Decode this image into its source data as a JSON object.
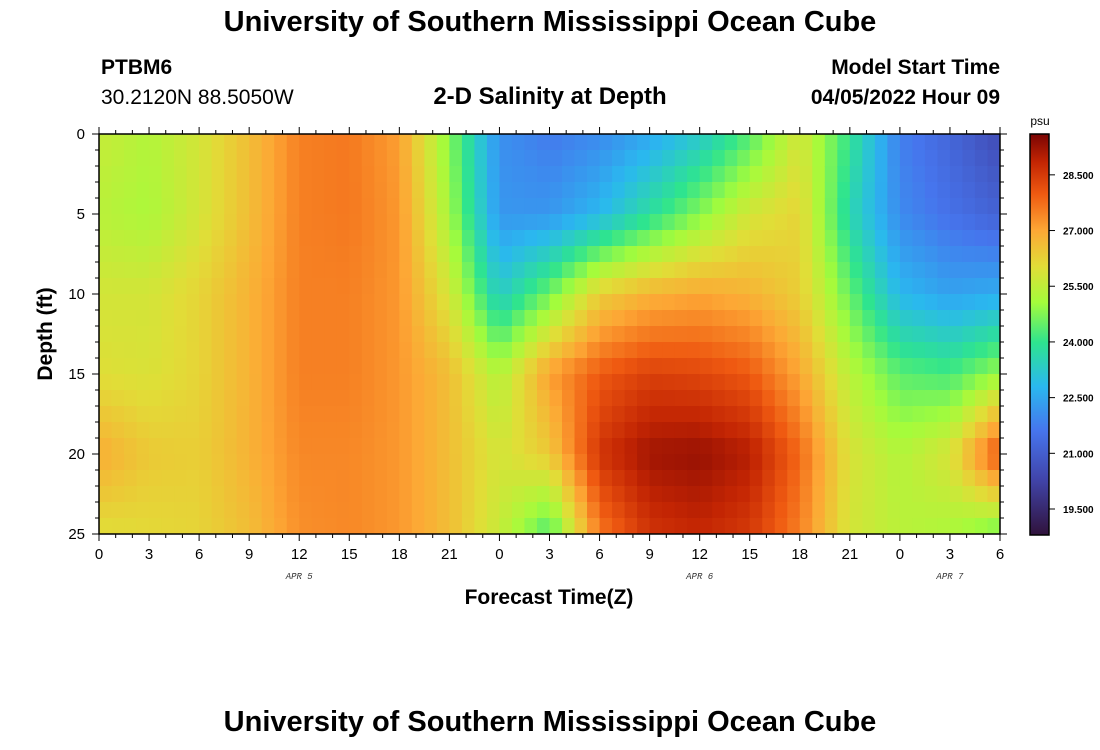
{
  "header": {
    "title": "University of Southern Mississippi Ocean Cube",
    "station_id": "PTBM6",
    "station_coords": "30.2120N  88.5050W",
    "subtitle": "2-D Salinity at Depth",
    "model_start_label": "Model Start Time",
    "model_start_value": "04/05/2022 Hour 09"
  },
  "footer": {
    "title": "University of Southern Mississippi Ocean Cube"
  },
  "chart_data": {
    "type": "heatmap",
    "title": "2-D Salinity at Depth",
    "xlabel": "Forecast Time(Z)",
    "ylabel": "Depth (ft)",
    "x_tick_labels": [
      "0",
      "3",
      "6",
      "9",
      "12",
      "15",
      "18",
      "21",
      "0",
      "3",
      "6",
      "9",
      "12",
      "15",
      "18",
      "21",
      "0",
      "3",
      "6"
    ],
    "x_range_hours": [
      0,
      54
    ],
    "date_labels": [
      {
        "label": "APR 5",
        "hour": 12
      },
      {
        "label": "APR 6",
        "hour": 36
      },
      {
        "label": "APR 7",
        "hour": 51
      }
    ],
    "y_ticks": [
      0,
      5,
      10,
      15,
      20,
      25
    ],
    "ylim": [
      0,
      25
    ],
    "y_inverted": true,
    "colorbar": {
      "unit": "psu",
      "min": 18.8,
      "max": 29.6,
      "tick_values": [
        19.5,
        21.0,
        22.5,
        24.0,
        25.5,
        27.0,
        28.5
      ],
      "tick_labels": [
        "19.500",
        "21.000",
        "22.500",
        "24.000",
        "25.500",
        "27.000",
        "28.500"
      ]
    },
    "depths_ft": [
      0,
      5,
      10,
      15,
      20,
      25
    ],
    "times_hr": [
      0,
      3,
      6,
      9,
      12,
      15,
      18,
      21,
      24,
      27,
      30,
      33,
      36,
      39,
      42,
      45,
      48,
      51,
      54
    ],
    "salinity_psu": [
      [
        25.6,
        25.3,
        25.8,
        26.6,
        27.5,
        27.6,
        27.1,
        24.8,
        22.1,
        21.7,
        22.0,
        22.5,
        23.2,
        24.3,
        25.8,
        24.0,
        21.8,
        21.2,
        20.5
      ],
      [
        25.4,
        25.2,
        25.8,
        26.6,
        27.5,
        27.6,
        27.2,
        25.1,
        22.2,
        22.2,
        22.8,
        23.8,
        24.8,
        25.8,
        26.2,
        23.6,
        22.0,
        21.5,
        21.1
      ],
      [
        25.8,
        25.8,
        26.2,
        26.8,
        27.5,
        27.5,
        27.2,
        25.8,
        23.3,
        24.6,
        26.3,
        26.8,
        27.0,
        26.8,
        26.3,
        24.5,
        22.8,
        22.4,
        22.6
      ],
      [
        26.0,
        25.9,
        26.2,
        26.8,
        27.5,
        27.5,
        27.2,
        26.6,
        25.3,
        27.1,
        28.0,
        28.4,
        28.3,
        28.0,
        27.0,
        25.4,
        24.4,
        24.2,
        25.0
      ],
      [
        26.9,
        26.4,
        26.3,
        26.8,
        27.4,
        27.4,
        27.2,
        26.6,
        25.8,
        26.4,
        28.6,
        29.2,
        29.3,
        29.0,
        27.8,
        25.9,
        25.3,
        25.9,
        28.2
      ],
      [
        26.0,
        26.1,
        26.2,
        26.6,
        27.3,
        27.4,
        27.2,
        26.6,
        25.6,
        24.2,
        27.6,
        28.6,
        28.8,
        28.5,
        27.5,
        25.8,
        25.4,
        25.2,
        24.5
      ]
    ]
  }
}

==

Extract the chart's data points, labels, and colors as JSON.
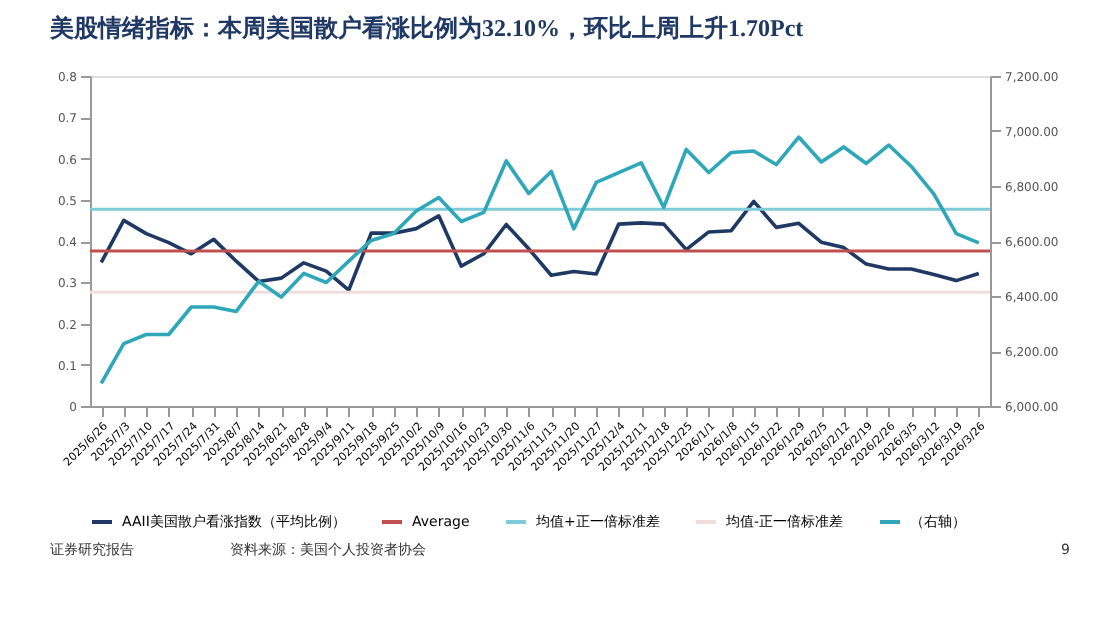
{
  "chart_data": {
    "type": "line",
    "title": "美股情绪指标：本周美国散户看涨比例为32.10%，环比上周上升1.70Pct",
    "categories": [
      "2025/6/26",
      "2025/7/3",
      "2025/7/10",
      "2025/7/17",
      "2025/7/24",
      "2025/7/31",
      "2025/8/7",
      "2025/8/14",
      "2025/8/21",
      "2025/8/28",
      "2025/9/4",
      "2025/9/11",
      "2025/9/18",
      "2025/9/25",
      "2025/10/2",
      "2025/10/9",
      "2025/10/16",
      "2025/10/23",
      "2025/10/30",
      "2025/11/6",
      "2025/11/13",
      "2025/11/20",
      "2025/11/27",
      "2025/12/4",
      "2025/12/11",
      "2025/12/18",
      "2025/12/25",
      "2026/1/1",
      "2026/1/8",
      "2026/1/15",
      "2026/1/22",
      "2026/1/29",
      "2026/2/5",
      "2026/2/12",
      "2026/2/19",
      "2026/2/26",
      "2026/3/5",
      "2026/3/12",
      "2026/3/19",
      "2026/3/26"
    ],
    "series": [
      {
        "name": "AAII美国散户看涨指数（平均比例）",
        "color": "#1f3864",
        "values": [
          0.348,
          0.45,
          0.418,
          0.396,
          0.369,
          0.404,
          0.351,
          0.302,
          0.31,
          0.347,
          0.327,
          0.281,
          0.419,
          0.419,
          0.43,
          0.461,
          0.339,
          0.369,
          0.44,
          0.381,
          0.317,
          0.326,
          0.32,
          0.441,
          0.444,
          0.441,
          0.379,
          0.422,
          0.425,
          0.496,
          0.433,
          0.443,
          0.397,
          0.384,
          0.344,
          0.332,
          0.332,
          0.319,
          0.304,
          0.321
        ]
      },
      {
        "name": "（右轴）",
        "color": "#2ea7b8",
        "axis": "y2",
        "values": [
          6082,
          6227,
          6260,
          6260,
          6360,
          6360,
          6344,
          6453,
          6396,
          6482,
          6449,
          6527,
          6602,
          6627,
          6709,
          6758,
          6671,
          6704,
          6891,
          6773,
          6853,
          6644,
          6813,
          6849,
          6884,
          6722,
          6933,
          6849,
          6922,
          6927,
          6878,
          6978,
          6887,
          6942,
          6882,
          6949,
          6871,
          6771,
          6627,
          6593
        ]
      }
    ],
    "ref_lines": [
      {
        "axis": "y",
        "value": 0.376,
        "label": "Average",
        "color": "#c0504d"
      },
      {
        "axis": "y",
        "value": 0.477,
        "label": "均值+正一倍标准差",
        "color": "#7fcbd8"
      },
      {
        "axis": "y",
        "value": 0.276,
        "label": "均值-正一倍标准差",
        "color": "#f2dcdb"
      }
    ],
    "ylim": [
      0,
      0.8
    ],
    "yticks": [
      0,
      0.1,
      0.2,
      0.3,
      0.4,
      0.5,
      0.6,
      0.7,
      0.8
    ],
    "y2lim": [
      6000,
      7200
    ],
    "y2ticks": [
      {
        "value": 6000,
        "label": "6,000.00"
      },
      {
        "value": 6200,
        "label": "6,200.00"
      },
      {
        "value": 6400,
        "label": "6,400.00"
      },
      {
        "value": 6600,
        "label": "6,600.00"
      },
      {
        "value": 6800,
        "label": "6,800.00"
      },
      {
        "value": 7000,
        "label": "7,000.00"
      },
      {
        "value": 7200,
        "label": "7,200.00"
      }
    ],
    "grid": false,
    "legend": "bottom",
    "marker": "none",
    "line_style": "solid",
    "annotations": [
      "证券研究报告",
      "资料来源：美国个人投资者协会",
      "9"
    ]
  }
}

Exercise
Of the lines in this listing, report how many contain the string "Ocean", and give the number only.

Exercise response
2